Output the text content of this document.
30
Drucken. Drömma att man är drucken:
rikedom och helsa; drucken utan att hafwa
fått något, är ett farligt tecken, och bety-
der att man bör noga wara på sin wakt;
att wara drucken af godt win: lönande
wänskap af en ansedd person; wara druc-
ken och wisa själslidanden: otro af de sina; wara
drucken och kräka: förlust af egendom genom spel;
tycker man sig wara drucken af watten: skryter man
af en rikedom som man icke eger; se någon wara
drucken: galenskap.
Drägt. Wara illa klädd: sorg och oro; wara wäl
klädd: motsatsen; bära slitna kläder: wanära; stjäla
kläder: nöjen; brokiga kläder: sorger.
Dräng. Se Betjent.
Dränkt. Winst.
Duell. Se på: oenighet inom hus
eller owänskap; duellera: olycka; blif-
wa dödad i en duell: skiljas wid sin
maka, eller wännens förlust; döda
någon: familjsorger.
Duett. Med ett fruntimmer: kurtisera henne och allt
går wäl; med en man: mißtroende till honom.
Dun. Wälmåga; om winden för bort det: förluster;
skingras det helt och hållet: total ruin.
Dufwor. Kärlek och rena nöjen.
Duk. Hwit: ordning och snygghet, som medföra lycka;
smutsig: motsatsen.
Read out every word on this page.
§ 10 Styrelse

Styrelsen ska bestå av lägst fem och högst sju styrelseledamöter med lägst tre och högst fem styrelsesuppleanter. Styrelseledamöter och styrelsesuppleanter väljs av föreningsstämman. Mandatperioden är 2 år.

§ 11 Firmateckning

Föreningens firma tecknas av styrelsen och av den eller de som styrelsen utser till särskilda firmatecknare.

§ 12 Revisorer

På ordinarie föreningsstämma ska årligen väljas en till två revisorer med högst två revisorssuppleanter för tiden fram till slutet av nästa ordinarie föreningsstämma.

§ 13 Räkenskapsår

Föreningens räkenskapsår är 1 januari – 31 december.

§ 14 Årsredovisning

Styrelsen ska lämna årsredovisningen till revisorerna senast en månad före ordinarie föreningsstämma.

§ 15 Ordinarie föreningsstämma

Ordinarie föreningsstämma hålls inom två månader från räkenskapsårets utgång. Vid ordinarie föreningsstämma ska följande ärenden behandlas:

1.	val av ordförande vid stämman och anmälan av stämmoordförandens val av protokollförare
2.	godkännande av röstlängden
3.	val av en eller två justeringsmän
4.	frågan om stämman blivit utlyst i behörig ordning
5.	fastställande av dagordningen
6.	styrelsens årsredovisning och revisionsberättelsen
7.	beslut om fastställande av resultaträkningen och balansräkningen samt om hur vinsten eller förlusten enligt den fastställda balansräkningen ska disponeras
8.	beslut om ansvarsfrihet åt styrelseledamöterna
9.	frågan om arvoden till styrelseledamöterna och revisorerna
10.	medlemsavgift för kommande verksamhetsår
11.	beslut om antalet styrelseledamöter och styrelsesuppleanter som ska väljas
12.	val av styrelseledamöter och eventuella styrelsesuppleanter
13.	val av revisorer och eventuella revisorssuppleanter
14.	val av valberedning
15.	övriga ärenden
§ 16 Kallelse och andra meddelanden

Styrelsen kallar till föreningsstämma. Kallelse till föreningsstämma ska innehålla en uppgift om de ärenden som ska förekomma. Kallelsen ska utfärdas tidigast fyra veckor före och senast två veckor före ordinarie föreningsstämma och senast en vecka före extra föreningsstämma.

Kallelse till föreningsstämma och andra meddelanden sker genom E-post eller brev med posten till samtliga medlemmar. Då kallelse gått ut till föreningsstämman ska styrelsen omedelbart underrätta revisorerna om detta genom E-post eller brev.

____________________

--- Your task ---
Each line above that carries the string "andra" has to be returned.

--- Output below ---
§ 16 Kallelse och andra meddelanden
Kallelse till föreningsstämma och andra meddelanden sker genom E-post eller brev med posten till samtliga medlemmar. Då kallelse gått ut till föreningsstämman ska styrelsen omedelbart underrätta revisorerna om detta genom E-post eller brev.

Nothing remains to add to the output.